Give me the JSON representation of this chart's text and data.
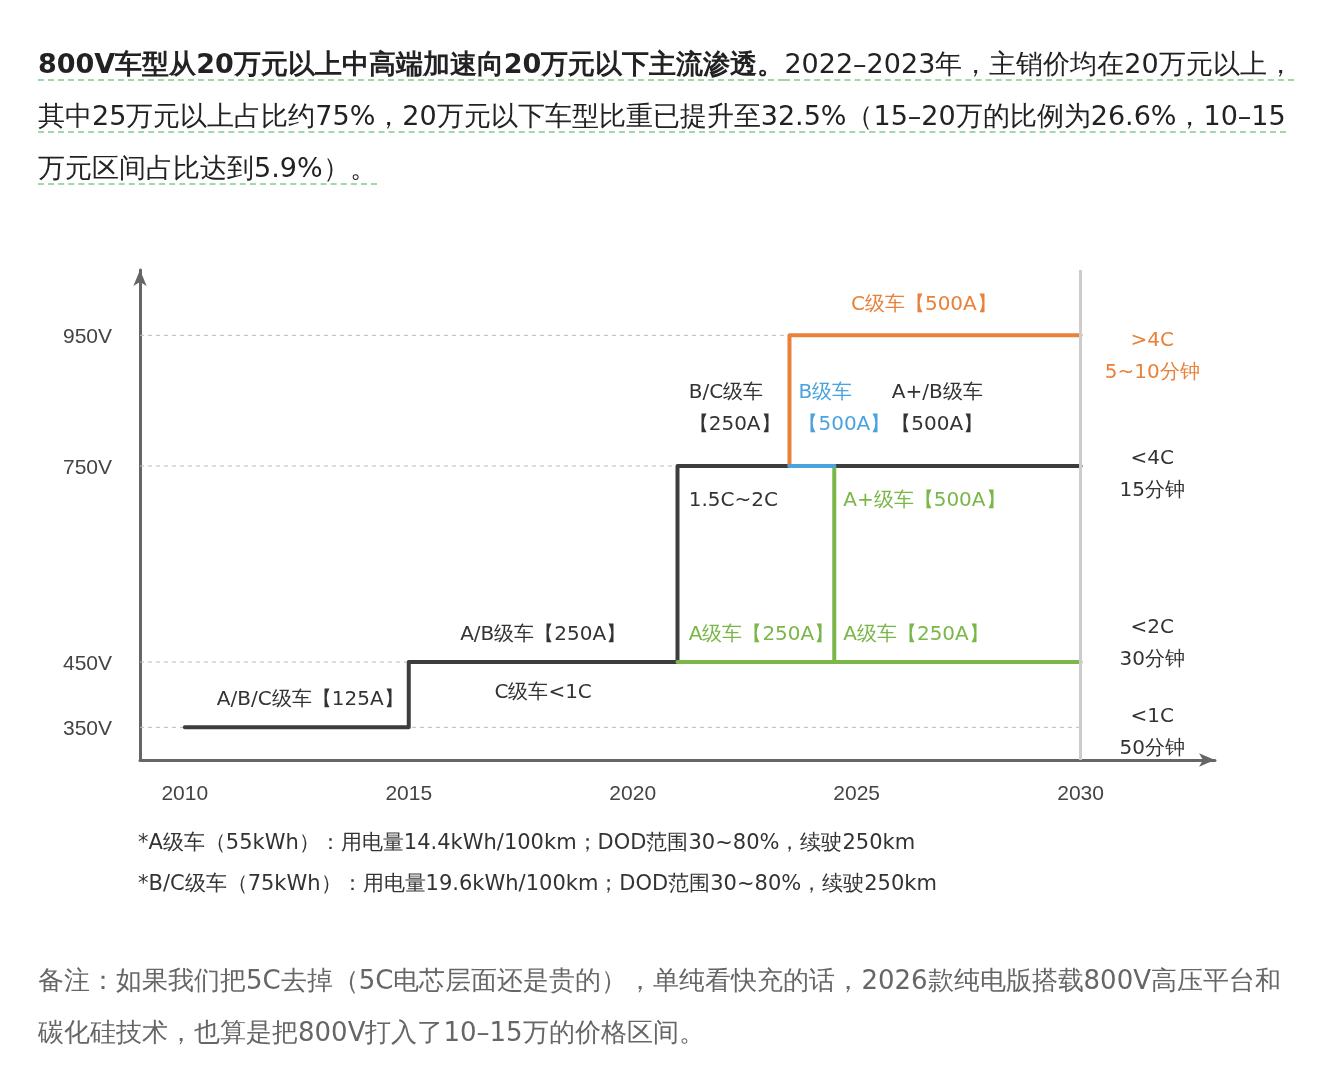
{
  "chart_data": {
    "type": "line",
    "title": "800V车型从20万元以上中高端加速向20万元以下主流渗透。",
    "subtitle": "2022–2023年，主销价均在20万元以上，其中25万元以上占比约75%，20万元以下车型比重已提升至32.5%（15–20万的比例为26.6%，10–15万元区间占比达到5.9%）。",
    "series": [
      {
        "color": "#3d3d3d",
        "x": [
          2010,
          2015,
          2015,
          2021,
          2021,
          2030
        ],
        "values": [
          350,
          350,
          450,
          450,
          750,
          750
        ]
      },
      {
        "color": "#7ab648",
        "x": [
          2021,
          2030
        ],
        "values": [
          450,
          450
        ]
      },
      {
        "color": "#7ab648",
        "x": [
          2024.5,
          2024.5
        ],
        "values": [
          450,
          750
        ]
      },
      {
        "color": "#e8813a",
        "x": [
          2023.5,
          2023.5,
          2030
        ],
        "values": [
          750,
          950,
          950
        ]
      },
      {
        "color": "#4aa3df",
        "x": [
          2023.5,
          2024.5
        ],
        "values": [
          750,
          750
        ]
      }
    ],
    "xlim": [
      2009,
      2033
    ],
    "xticks": [
      2010,
      2015,
      2020,
      2025,
      2030
    ],
    "ylim": [
      300,
      1050
    ],
    "yticks": [
      {
        "value": 350,
        "label": "350V"
      },
      {
        "value": 450,
        "label": "450V"
      },
      {
        "value": 750,
        "label": "750V"
      },
      {
        "value": 950,
        "label": "950V"
      }
    ],
    "grid": "y",
    "marker": "none",
    "line_style": "solid",
    "ref_lines": [
      {
        "axis": "x",
        "value": 2030,
        "color": "#cccccc"
      }
    ],
    "annotations": [
      "A/B/C级车【125A】",
      "A/B级车【250A】",
      "C级车<1C",
      "B/C级车【250A】",
      "1.5C~2C",
      "A级车【250A】",
      "B级车【500A】",
      "A+/B级车【500A】",
      "C级车【500A】",
      "A+级车【500A】",
      "A级车【250A】",
      ">4C5~10分钟",
      "<4C15分钟",
      "<2C30分钟",
      "<1C50分钟",
      "*A级车（55kWh）：用电量14.4kWh/100km；DOD范围30~80%，续驶250km",
      "*B/C级车（75kWh）：用电量19.6kWh/100km；DOD范围30~80%，续驶250km",
      "备注：如果我们把5C去掉（5C电芯层面还是贵的），单纯看快充的话，2026款纯电版搭载800V高压平台和碳化硅技术，也算是把800V打入了10–15万的价格区间。"
    ]
  }
}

....

Using the records above, list each line that includes "color".

        "color": "#3d3d3d",
        "color": "#7ab648",
        "color": "#7ab648",
        "color": "#e8813a",
        "color": "#4aa3df",
        "color": "#cccccc"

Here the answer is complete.